- **Set task**
Of all the lines in the material, how many contain the word "Normal"? State the number alone.

Collected data entries
--*--

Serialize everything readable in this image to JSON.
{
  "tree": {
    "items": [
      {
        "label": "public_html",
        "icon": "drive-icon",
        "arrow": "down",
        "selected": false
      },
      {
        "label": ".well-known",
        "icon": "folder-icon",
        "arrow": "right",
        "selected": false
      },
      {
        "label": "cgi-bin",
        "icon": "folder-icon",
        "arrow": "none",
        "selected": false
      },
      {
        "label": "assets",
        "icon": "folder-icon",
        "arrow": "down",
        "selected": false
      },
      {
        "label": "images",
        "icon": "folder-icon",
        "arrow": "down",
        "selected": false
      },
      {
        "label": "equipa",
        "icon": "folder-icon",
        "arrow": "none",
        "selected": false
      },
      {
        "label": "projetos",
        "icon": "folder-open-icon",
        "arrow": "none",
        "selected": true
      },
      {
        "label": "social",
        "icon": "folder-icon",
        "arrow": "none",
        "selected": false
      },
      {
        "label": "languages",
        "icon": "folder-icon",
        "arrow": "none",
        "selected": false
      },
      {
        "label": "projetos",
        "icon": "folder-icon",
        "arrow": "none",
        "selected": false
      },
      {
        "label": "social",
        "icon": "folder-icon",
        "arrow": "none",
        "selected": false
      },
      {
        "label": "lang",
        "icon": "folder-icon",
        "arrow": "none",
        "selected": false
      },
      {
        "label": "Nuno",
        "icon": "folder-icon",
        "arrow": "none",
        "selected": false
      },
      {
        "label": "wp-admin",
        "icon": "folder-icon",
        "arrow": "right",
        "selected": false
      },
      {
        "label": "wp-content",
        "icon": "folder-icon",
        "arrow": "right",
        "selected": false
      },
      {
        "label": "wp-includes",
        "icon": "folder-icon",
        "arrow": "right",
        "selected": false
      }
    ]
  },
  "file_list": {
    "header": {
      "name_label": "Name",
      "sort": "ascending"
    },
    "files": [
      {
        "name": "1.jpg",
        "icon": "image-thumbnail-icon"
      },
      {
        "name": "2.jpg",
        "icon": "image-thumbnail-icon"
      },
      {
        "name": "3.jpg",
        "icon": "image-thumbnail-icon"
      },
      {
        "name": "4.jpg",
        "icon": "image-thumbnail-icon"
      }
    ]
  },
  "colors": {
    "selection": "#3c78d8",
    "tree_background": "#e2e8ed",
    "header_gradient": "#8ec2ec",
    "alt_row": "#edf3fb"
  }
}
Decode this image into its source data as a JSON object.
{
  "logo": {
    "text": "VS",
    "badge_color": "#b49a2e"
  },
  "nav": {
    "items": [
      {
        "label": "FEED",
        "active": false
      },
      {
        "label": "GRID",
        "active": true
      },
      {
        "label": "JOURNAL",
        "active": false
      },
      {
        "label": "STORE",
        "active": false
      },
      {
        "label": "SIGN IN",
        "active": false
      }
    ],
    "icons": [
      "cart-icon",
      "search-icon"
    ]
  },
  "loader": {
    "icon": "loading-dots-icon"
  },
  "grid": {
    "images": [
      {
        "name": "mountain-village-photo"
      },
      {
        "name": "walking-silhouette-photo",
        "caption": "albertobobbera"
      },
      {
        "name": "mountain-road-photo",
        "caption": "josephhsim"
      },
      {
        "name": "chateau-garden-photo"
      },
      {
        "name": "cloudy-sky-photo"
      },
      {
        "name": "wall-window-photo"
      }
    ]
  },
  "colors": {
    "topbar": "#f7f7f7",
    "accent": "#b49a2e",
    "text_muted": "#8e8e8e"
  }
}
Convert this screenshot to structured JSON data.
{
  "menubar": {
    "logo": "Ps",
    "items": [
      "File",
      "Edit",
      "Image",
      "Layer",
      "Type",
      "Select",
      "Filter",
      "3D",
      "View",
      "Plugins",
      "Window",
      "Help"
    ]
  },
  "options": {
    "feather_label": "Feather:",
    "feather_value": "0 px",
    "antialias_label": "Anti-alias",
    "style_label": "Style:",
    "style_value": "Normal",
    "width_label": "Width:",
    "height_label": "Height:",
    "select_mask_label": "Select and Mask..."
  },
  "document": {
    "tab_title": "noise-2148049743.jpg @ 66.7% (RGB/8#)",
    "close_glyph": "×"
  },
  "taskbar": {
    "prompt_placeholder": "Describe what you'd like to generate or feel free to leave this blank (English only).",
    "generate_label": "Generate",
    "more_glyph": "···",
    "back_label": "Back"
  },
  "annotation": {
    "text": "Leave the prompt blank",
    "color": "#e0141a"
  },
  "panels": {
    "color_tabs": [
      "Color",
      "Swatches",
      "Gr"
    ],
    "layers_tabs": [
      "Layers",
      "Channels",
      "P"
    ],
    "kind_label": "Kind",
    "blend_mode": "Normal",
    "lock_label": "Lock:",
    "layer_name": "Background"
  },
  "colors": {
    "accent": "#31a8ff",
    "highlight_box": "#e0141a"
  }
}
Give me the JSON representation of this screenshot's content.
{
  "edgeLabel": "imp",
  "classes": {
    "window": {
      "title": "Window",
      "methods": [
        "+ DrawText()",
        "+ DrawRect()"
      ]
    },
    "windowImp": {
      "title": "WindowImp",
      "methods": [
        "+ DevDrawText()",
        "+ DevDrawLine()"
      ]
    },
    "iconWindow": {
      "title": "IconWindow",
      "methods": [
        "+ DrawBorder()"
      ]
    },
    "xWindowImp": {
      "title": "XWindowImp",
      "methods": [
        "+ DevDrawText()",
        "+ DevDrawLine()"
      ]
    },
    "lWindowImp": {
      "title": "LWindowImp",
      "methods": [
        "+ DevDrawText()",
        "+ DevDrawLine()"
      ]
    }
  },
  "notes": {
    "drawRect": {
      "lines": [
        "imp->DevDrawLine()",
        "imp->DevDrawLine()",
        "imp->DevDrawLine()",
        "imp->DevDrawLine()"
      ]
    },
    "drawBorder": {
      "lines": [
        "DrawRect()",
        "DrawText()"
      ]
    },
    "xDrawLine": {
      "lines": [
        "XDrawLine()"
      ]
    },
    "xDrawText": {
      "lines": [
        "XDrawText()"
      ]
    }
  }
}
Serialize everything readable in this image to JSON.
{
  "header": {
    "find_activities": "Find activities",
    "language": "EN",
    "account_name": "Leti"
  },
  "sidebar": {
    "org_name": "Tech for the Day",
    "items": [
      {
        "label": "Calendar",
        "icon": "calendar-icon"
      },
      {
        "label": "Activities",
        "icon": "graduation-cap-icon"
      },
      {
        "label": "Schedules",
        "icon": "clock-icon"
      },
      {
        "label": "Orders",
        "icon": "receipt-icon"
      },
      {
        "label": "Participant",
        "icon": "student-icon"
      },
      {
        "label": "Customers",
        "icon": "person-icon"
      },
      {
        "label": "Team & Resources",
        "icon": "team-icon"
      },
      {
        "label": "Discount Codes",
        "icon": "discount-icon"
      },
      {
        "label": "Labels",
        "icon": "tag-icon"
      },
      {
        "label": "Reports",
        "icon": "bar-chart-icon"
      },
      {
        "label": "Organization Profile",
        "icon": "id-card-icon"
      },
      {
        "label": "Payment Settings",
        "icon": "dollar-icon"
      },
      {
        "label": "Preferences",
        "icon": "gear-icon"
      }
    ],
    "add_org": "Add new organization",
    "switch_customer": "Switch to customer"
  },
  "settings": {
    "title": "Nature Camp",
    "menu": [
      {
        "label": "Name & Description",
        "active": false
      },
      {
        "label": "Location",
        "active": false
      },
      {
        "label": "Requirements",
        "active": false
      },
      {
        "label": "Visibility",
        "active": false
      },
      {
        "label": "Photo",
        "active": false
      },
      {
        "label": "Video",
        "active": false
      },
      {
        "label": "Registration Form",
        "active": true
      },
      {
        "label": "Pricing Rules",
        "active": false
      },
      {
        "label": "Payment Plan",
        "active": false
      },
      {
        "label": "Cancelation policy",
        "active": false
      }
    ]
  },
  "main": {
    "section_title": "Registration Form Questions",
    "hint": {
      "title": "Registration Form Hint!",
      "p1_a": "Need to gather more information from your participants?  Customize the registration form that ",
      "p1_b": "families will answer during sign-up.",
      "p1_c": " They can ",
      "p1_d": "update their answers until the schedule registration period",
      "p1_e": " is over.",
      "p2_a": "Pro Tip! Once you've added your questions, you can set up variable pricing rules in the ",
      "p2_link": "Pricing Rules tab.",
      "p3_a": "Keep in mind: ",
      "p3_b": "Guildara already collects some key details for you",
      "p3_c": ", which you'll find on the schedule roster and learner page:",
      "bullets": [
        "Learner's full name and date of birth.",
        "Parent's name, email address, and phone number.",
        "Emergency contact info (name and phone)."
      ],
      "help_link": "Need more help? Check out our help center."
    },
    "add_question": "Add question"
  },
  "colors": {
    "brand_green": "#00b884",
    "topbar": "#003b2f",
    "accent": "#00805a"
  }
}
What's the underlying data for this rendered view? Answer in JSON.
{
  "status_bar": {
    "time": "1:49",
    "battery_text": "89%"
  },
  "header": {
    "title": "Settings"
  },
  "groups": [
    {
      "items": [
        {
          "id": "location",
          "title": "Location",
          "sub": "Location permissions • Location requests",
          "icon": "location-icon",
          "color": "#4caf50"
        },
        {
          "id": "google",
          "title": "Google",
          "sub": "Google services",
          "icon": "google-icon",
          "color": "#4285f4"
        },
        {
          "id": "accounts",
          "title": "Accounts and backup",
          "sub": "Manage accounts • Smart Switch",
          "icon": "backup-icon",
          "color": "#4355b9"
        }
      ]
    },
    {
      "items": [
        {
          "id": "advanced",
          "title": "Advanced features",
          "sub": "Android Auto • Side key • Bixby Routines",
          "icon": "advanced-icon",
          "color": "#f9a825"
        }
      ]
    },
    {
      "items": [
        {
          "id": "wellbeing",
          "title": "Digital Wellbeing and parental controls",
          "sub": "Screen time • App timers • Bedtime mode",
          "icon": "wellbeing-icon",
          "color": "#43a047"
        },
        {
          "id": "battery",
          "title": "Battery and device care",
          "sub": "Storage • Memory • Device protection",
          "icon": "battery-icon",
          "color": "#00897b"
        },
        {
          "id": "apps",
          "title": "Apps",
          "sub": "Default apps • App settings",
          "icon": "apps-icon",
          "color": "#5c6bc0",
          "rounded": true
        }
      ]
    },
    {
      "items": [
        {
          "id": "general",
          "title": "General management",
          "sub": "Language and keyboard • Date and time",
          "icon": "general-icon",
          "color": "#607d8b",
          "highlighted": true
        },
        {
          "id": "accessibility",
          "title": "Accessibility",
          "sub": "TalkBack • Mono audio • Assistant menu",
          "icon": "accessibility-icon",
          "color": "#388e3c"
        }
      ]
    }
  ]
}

--*--

- **Written response**
2